***** Data excerpts *****

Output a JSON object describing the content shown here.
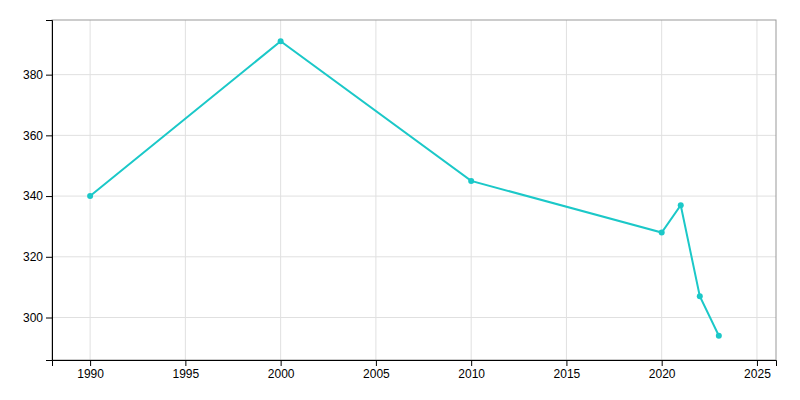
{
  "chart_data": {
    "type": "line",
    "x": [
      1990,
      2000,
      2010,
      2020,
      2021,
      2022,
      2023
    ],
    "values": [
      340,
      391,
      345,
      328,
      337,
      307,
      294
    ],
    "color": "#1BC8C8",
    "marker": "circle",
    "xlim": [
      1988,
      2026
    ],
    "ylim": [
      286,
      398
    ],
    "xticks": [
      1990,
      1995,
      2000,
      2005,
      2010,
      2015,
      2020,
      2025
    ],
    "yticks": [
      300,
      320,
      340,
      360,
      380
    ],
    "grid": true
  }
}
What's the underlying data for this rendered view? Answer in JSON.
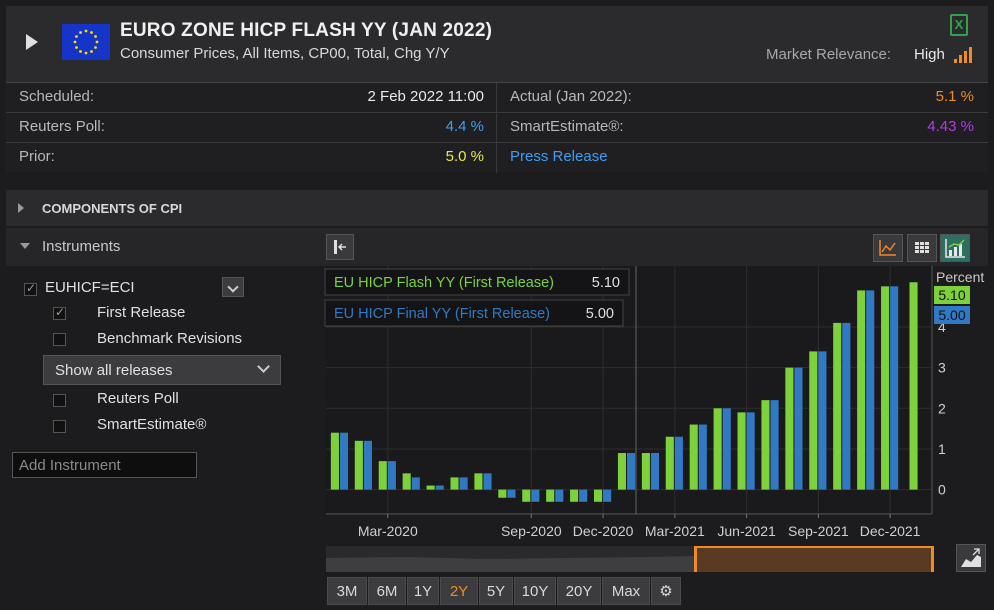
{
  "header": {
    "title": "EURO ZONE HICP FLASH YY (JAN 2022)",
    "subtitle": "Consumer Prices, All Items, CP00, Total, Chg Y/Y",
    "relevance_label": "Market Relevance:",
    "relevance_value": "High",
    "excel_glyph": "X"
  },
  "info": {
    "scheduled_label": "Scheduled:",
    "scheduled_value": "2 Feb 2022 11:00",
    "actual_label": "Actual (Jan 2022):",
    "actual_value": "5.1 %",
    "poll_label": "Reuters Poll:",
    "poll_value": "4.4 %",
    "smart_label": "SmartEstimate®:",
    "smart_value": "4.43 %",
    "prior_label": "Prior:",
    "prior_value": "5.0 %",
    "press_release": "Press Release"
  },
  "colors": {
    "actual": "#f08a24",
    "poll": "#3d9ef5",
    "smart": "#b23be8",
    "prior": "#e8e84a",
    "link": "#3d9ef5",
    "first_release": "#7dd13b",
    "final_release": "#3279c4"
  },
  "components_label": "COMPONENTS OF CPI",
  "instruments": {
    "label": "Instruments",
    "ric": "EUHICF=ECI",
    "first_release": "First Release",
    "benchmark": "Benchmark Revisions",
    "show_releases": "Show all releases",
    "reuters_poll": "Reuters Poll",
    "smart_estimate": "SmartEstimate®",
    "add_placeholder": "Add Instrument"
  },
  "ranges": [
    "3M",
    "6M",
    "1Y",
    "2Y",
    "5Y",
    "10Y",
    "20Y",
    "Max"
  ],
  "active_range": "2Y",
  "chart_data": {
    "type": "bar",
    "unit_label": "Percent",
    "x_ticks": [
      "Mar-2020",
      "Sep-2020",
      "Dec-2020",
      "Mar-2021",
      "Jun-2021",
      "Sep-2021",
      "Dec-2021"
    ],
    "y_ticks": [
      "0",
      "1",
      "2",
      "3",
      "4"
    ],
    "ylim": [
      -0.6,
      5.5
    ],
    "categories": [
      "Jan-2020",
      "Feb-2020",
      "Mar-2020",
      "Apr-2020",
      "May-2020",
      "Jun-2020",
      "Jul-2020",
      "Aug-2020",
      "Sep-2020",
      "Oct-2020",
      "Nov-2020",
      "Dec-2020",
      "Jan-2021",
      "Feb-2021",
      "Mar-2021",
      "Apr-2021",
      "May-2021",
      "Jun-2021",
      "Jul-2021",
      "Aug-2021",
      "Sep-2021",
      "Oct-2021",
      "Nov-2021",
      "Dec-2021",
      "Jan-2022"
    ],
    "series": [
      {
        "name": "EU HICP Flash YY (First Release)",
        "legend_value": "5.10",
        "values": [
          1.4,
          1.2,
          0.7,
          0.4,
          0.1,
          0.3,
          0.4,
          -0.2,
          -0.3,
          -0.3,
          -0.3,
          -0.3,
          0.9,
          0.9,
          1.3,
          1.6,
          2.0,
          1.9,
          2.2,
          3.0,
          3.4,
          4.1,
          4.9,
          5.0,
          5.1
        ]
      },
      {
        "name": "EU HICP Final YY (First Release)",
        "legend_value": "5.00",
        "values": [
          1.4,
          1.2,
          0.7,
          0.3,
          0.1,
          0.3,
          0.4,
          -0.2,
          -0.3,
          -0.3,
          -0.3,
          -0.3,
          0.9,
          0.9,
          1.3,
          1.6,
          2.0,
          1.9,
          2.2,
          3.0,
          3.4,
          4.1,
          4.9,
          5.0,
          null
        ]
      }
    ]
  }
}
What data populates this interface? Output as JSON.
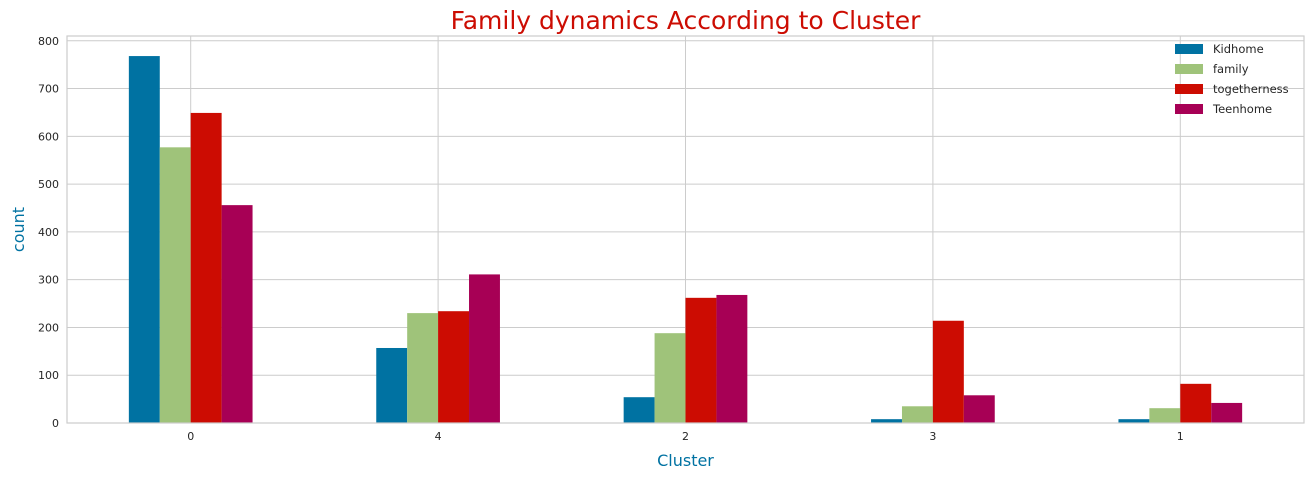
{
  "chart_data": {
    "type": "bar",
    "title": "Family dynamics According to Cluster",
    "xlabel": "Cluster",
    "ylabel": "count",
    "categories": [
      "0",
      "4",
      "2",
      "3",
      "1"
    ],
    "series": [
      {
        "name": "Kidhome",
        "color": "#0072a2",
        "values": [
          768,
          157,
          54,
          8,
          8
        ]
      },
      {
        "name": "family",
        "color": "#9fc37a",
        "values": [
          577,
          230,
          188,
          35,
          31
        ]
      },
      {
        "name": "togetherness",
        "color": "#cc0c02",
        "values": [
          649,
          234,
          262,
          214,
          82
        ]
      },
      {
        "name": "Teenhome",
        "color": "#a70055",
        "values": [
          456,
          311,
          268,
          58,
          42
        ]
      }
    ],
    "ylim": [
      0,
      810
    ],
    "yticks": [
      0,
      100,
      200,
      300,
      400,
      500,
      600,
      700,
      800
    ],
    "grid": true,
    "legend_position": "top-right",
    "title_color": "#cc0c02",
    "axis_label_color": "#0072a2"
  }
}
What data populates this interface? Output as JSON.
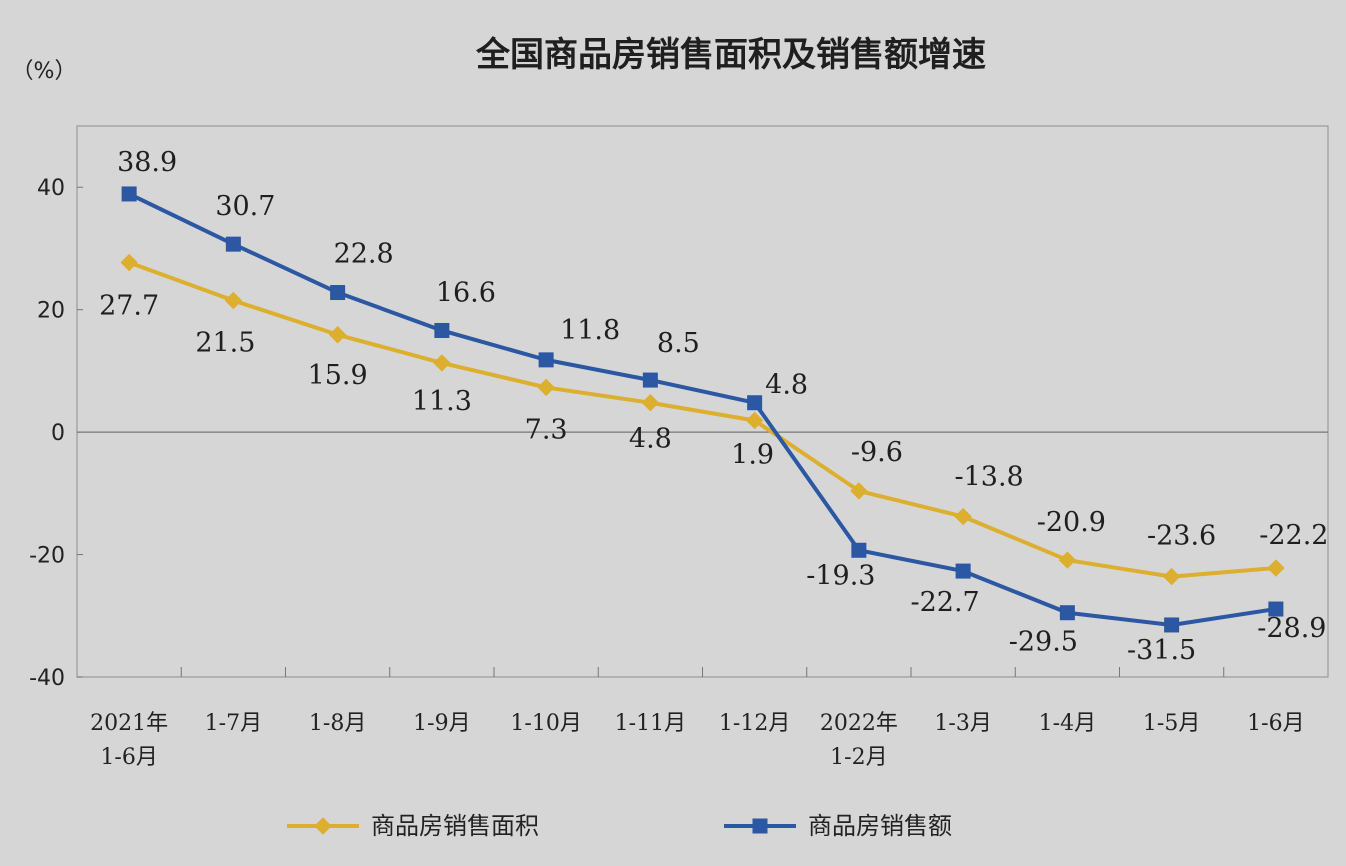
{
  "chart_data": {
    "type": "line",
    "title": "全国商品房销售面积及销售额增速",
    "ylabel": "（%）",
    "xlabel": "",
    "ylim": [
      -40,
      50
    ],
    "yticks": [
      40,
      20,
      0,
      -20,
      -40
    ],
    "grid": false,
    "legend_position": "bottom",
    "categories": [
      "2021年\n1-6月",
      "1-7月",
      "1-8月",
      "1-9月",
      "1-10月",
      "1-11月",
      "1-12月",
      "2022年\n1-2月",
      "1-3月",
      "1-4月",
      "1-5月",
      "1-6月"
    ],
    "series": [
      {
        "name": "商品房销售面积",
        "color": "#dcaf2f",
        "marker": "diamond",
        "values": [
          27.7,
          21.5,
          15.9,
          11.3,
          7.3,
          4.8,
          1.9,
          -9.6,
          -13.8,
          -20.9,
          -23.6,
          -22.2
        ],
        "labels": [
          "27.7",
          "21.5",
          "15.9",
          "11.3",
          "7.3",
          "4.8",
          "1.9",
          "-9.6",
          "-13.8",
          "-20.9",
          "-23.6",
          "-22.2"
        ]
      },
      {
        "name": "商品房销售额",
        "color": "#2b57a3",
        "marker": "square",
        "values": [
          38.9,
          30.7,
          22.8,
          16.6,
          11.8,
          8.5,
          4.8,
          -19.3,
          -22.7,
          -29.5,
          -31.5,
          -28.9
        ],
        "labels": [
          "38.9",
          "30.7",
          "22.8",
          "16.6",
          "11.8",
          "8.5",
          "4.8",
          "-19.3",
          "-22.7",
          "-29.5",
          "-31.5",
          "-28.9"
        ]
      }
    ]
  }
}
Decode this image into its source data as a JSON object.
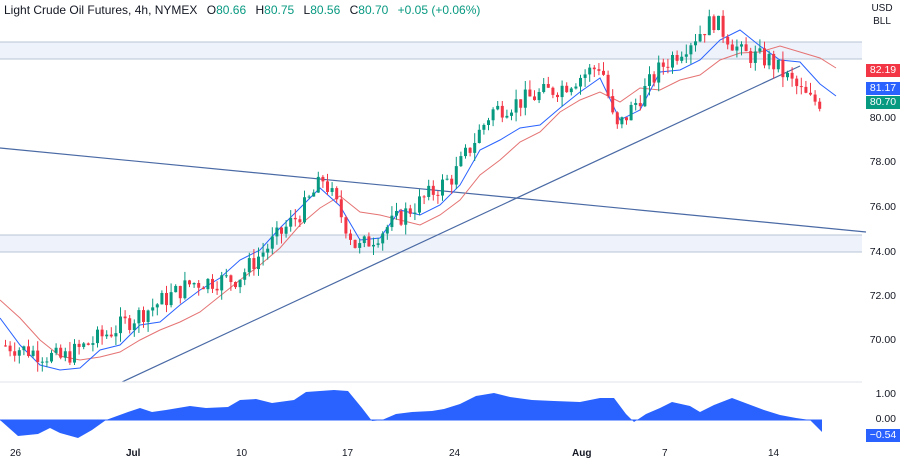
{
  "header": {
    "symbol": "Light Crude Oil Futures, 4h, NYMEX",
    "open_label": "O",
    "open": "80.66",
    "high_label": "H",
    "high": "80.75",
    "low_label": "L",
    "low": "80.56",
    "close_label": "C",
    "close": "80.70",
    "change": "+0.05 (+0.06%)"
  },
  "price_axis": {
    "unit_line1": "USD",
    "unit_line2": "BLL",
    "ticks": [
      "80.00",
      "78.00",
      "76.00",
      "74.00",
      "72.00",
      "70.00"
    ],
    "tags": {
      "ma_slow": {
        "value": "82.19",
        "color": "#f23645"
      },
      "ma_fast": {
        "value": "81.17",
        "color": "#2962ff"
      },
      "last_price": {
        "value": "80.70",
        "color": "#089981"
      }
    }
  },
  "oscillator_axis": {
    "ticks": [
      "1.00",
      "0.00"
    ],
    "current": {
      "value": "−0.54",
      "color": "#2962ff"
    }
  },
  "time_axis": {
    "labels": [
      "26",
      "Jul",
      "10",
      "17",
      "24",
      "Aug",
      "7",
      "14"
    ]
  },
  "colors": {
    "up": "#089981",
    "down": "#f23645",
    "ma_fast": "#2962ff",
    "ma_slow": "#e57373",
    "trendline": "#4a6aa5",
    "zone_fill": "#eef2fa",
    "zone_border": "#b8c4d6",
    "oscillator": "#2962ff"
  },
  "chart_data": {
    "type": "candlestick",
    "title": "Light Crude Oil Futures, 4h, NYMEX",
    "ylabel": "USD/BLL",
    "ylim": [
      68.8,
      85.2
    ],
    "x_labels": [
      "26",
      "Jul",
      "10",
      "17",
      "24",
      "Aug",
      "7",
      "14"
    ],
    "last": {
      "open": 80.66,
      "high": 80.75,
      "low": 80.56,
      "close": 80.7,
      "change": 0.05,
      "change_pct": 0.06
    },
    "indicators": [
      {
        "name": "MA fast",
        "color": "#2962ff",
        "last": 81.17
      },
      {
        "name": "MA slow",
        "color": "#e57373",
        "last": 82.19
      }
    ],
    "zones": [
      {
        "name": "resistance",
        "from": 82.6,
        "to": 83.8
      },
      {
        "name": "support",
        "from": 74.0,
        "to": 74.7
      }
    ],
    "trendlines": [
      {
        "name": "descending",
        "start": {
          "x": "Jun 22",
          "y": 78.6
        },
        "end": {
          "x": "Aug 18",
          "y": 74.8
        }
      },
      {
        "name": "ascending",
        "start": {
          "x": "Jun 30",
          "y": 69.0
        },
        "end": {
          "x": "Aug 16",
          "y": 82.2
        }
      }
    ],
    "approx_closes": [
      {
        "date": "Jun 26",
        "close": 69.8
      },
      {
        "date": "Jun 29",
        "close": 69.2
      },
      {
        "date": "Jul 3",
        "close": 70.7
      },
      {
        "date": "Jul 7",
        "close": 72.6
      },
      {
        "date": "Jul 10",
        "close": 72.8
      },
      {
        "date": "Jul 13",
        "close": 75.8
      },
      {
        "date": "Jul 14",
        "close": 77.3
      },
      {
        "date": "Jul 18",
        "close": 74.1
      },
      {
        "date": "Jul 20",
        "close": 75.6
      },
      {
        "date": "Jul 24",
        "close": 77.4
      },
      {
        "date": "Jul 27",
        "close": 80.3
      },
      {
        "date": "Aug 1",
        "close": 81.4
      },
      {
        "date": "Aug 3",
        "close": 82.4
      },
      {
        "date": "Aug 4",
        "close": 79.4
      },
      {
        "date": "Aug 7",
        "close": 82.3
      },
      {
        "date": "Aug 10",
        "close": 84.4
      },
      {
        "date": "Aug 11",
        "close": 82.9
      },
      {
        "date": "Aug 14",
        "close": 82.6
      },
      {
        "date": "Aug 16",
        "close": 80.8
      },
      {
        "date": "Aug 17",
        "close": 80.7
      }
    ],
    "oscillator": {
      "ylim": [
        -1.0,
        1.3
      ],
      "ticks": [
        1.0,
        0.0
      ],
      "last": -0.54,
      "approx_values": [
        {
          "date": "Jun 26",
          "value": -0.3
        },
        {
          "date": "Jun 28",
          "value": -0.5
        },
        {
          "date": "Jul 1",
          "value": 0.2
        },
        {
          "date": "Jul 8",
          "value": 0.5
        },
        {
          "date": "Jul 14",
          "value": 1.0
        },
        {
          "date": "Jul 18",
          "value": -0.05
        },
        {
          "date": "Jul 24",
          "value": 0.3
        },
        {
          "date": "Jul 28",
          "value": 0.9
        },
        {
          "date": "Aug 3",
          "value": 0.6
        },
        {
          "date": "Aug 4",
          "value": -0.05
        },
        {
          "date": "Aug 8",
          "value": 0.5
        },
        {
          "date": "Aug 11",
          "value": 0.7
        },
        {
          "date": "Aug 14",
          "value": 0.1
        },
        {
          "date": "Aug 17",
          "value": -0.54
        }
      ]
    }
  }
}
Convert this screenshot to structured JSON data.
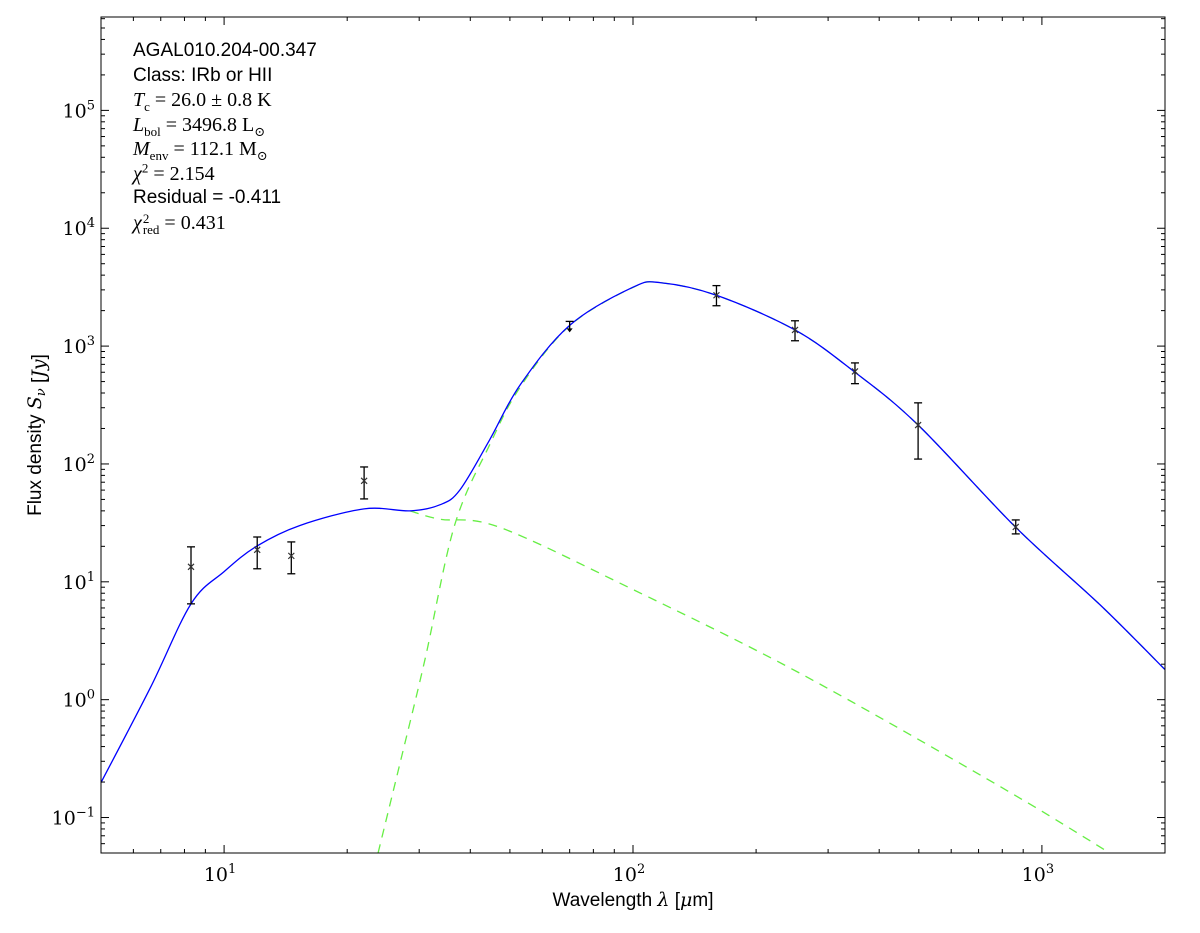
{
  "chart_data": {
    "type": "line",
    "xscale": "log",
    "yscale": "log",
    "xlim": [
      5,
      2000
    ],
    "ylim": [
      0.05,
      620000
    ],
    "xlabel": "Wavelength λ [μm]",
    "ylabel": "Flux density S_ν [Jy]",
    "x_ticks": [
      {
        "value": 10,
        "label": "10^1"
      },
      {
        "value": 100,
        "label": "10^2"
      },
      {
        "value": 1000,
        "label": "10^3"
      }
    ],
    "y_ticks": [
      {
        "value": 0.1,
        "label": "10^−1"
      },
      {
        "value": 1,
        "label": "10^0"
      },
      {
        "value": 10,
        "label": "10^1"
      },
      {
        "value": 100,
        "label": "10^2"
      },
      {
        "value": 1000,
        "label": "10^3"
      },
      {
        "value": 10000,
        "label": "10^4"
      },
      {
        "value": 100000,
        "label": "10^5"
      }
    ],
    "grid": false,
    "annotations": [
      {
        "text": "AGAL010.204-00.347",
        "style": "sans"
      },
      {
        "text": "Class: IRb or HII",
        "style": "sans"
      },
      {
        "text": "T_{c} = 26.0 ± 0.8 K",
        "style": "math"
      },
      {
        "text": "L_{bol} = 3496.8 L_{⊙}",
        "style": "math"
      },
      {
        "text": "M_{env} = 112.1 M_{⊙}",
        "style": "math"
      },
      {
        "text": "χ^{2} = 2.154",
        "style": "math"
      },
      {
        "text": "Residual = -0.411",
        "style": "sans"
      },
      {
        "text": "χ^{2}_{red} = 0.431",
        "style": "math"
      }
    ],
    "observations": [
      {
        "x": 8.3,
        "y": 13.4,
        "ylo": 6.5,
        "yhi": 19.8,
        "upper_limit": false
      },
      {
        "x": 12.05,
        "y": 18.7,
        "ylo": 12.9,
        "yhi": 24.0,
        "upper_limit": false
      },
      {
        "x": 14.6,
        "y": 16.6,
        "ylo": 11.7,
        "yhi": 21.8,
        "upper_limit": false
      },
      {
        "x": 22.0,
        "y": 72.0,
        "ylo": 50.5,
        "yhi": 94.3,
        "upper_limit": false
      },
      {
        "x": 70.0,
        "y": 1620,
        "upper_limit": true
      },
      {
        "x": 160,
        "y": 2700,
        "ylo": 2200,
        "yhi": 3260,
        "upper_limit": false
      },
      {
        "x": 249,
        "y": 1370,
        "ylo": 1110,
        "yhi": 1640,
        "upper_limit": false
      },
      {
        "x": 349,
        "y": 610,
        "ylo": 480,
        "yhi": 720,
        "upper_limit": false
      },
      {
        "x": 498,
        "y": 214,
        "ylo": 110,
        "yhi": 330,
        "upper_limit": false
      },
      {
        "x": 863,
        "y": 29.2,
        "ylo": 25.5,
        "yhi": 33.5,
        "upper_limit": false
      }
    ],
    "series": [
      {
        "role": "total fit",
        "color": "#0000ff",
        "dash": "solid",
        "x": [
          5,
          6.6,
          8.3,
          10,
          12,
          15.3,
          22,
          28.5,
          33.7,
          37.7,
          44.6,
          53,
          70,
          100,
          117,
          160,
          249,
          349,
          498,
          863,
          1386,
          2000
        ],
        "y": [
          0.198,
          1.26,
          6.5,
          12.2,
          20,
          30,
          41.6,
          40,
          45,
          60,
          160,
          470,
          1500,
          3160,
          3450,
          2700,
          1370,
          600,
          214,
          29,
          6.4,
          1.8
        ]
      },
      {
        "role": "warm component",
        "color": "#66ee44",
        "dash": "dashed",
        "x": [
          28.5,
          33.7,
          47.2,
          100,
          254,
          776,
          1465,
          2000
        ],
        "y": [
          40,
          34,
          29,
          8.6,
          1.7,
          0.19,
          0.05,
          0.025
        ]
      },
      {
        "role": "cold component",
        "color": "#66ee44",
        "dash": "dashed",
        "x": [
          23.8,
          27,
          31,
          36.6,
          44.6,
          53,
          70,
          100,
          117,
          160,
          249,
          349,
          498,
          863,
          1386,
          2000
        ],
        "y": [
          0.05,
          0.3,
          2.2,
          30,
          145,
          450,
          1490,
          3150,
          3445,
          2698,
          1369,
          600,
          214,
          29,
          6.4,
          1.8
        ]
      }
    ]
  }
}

*****

Which lines contain "HICP"? Copy each of them out.

    "title": "EURO ZONE HICP FLASH YY (JAN 2022)",
        "name": "EU HICP Flash YY (First Release)",
        "name": "EU HICP Final YY (First Release)",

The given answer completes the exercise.